**Aim**
Copy the large-family post from "I couldn’t help" to "always want more.", swapping "oldest daughter" for "eldest daughter".

**Quoted passage**
Jan
28
2006

How do you find enough time for each child?

This is a great question! It is usually asked by parents who spend a good deal of time with their one or two children, then do the math and find out they need 25 hours in a day to fit it in for a family our size. “It is impossible,” they reason, “so a family of 13 kids must be more neglected than a small family.”

Large families know that this isn’t the case. We believe it is because parents are overly emphasized. The kids help each other and develop sibling relationships that, amazingly, substitute for the need for parents to fill that relational need. We try to find time for all our kids and work hard to accommodate, but we often will group them together. The older kids often stay up later than the little ones to enjoy one another or have the deeper conversations that they require.

Other ideas that allow us to find time for each child:

  • Chris takes one kid to work one per week. It takes nearly three months to work through all the kids, but the time is rich.
  • I (Wendy), when having to run to the store for something, will take one child. This gives me the time to talk individually with him or her.
  • When a child brings me a cup of coffee in the morning, I take the time to talk with them.
  • I give the child one-on-one time in our daily school.
  • We pray corporately at night before sending the kids to bed, but I (Wendy) tuck the kids in bed individually.

Noah’s Bigwheel

About Chris & Wendy Jeub

The Jeub Family live in Monument, Colorado. They encourage couples to love God and love one another, building an atmosphere of love in their homes.

  • http://eblonkvistyahoo.com emily

    I couldn’t help but feel sorry for your oldest daughter. I got the impression that she felt there just wasn’t enough room for her. Large families are great, but I do feel that children do need individual attention and time. You all do a wonderful job raising your family and there need not be a contest in the number of children that families have. We should all simply enjoy the ones that we have and not always want more.

  • Julie Skinner

    sometimes I get so overwhelmed with my 3 kids. (And yes, I’m responding quite a bit on your website this am.) Most of the time I know it is because they are so dependent on me for their moods, their every move. They simply do not want to do independent time. I’m with them 7 days a week, my husband on the weekends when he is off work. If he tries to fit in a break for me on the weekends, the kids are in tears like they are going to die during the 3 hours I get alone.

    I’ve tried to incorporate the one on one time. Take one child to the store. Amazingly, when they aren’t all together, there is no need to *fight* for mom’s time, and therefore, they feel more satisfied.

    It’s amazing how little time alone it really takes to fill that child up. Unlike the other poster, who if she was speaking of the 14 year old and not the 2 adult children you have, I think that she enjoyed her role. She seemed very managerial and happy to care for her siblings. Like she couldn’t imagine doing anything else. I’ve never seen such a well adjusted 14 year old! (well, from what the television program showed us)

**Material shown**
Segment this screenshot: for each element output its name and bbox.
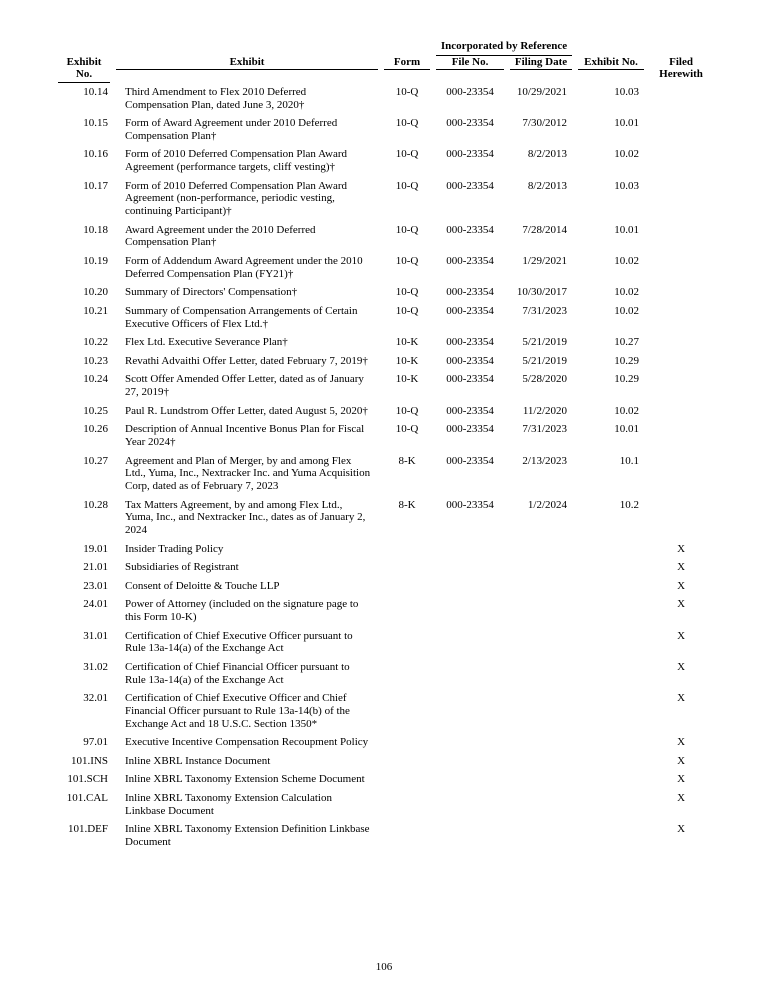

==

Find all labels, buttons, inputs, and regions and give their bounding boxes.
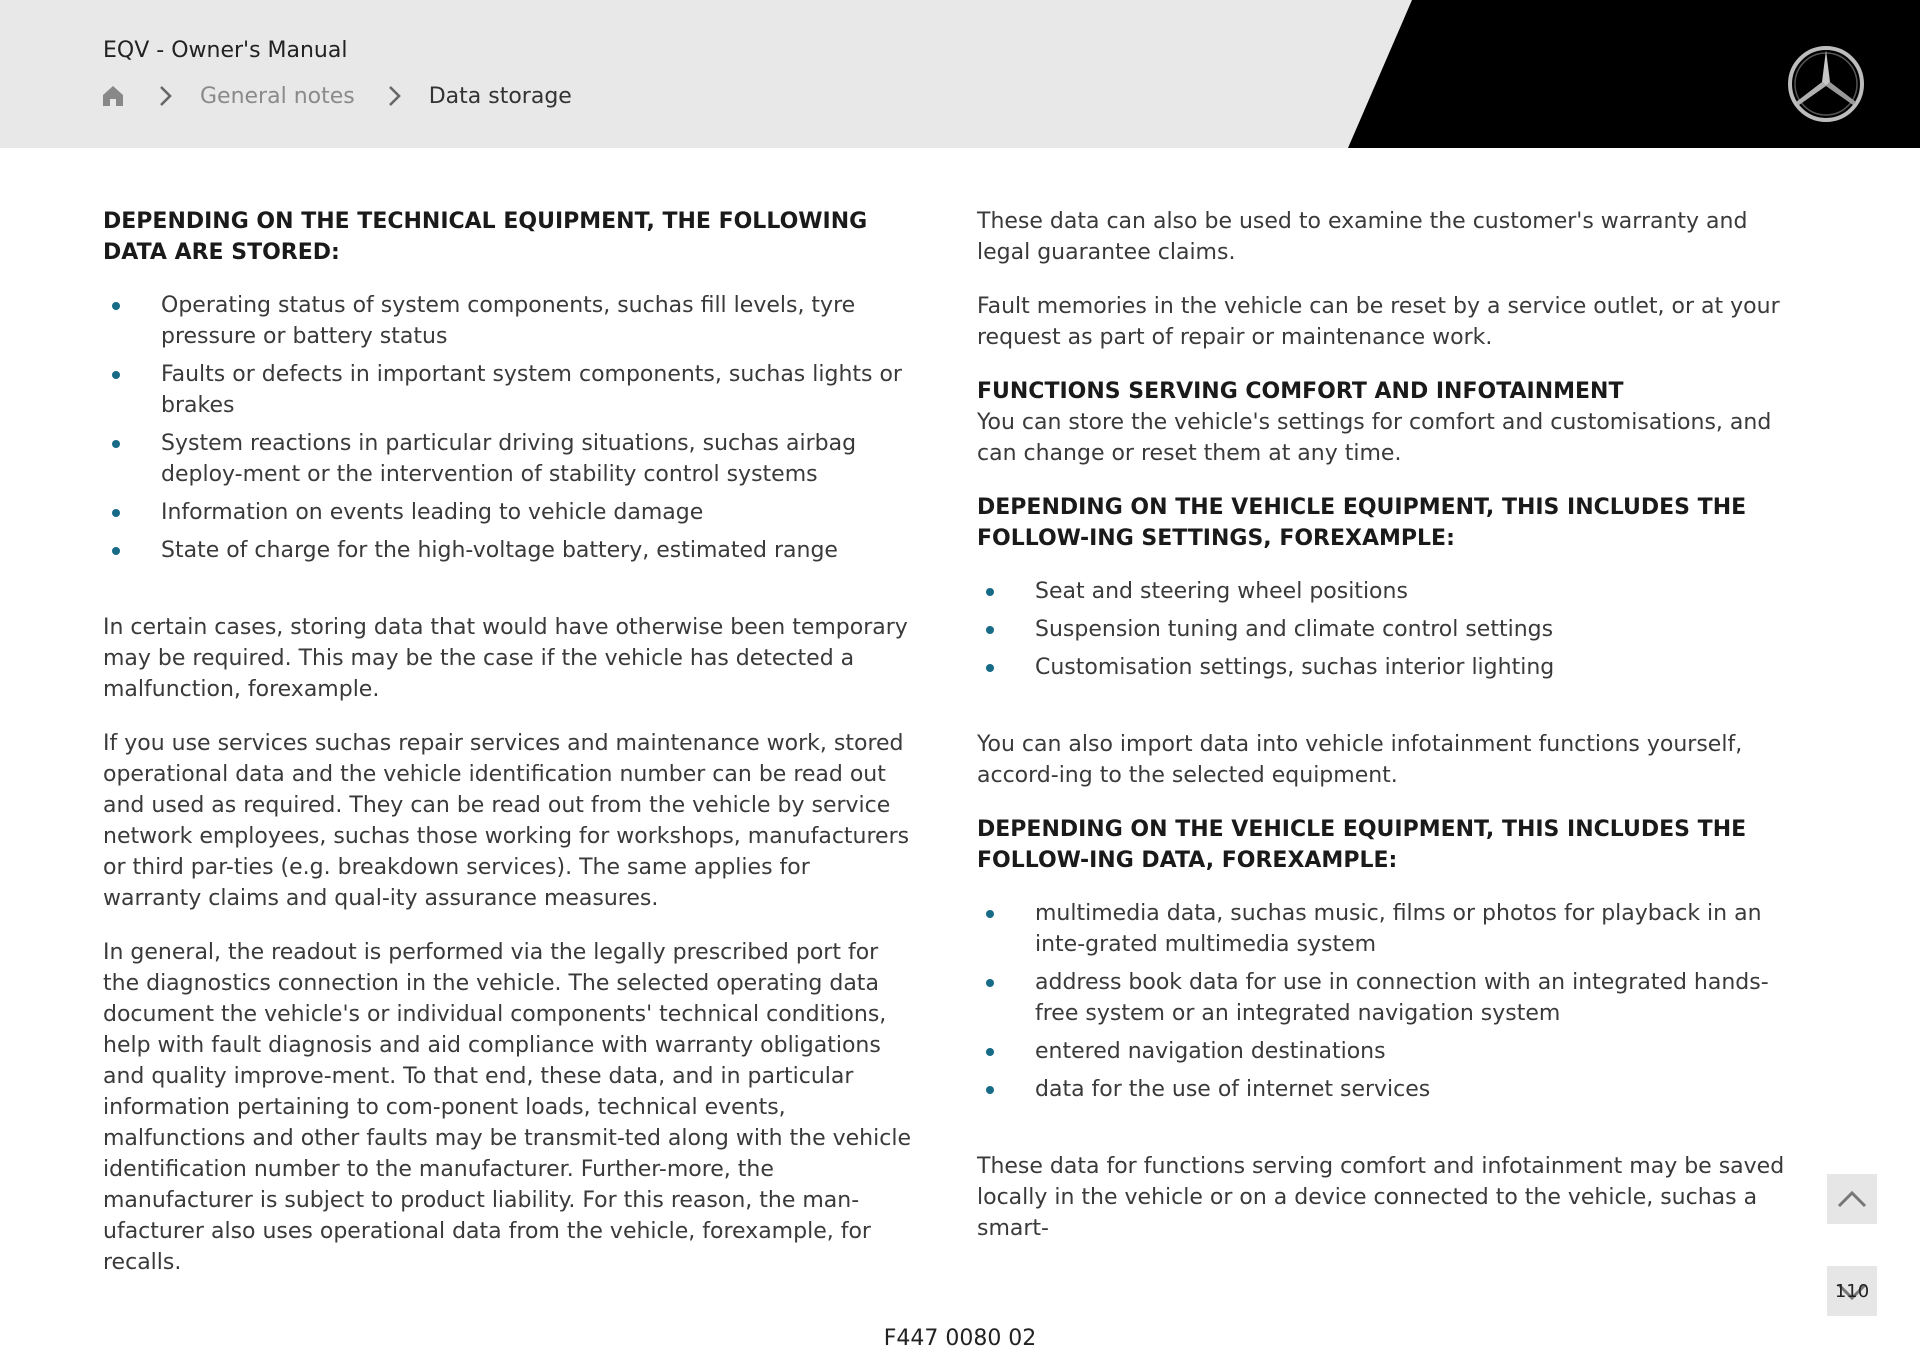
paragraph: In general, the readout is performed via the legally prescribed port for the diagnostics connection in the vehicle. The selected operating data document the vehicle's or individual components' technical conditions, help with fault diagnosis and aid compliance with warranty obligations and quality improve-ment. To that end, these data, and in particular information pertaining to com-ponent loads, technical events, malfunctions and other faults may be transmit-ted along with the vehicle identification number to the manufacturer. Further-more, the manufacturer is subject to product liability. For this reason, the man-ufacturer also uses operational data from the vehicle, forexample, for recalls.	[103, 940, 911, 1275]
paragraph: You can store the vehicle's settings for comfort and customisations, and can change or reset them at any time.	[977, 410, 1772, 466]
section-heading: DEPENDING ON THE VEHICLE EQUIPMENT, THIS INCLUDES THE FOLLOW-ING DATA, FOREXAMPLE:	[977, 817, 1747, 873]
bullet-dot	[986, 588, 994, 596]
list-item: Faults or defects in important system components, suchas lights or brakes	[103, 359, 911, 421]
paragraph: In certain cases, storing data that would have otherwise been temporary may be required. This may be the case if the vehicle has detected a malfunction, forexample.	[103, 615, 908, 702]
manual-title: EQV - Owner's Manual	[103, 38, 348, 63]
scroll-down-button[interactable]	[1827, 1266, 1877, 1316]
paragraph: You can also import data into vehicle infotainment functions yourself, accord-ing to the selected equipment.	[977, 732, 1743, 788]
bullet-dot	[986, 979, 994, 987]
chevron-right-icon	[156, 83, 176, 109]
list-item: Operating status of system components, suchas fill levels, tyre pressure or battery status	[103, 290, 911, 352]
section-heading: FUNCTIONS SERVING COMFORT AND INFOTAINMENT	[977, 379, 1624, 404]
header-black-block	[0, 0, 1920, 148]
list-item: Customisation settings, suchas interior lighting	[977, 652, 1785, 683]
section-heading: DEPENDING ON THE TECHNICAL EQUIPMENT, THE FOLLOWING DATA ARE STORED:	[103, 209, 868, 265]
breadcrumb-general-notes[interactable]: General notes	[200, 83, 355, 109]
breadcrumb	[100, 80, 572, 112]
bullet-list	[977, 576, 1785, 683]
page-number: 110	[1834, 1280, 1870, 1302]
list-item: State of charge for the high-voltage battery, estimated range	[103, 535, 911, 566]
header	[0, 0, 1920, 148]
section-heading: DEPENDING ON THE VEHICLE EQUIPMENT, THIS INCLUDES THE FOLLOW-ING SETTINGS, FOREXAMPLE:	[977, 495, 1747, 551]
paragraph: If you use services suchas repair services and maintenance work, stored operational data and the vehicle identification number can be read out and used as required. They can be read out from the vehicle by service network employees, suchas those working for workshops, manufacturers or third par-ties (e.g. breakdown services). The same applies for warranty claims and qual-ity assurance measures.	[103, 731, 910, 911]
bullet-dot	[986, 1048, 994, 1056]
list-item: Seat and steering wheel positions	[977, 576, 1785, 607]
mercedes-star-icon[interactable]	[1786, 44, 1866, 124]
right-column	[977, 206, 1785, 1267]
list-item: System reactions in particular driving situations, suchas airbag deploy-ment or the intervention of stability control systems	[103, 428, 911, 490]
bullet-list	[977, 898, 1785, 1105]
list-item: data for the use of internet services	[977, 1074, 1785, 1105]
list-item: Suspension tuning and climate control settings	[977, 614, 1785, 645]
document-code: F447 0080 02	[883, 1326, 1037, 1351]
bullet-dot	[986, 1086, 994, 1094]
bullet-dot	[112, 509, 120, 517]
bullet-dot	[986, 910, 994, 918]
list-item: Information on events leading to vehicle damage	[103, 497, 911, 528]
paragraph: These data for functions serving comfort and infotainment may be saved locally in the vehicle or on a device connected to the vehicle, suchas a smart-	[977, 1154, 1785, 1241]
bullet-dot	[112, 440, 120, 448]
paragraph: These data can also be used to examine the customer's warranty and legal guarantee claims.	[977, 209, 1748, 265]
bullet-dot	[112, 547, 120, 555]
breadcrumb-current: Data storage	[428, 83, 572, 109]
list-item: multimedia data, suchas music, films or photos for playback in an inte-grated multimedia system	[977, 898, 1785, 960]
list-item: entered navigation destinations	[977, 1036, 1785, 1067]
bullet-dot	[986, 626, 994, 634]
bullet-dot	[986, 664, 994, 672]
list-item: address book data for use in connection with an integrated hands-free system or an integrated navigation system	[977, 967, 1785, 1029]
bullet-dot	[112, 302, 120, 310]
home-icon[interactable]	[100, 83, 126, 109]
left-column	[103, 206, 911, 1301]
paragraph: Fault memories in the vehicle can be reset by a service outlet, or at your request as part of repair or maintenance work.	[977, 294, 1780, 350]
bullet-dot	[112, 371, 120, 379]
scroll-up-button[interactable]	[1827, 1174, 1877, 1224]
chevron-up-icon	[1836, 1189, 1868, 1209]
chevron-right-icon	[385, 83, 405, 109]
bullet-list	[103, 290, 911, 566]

---

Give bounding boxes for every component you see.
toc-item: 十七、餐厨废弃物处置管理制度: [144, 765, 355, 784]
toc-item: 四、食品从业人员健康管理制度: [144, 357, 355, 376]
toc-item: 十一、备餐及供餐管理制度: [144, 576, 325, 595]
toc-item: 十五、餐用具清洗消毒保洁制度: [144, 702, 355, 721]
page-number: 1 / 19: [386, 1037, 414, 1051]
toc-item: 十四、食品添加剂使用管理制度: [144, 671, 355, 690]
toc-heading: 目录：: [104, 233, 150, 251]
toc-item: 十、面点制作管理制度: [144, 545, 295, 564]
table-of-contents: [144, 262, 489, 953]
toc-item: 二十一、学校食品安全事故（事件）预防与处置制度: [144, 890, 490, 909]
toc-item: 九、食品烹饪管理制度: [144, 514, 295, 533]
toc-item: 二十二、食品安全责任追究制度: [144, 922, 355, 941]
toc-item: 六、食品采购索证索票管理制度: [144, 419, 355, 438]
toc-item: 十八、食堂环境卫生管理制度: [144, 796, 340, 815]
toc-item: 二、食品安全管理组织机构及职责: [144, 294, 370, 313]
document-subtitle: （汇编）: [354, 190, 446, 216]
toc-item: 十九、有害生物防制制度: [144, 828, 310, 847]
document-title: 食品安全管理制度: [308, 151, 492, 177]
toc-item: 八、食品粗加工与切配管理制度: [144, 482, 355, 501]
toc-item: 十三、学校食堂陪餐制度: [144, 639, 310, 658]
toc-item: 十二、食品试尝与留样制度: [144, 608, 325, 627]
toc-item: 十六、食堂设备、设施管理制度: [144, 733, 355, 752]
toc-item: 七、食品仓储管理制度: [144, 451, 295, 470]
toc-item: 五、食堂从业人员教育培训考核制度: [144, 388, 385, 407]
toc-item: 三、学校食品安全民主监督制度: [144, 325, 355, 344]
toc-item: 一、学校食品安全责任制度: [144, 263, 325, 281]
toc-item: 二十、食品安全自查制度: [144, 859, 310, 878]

**Solution to the problem**
I couldn’t help but feel sorry for your eldest daughter. I got the impression that she felt there just wasn’t enough room for her. Large families are great, but I do feel that children do need individual attention and time. You all do a wonderful job raising your family and there need not be a contest in the number of children that families have. We should all simply enjoy the ones that we have and not always want more.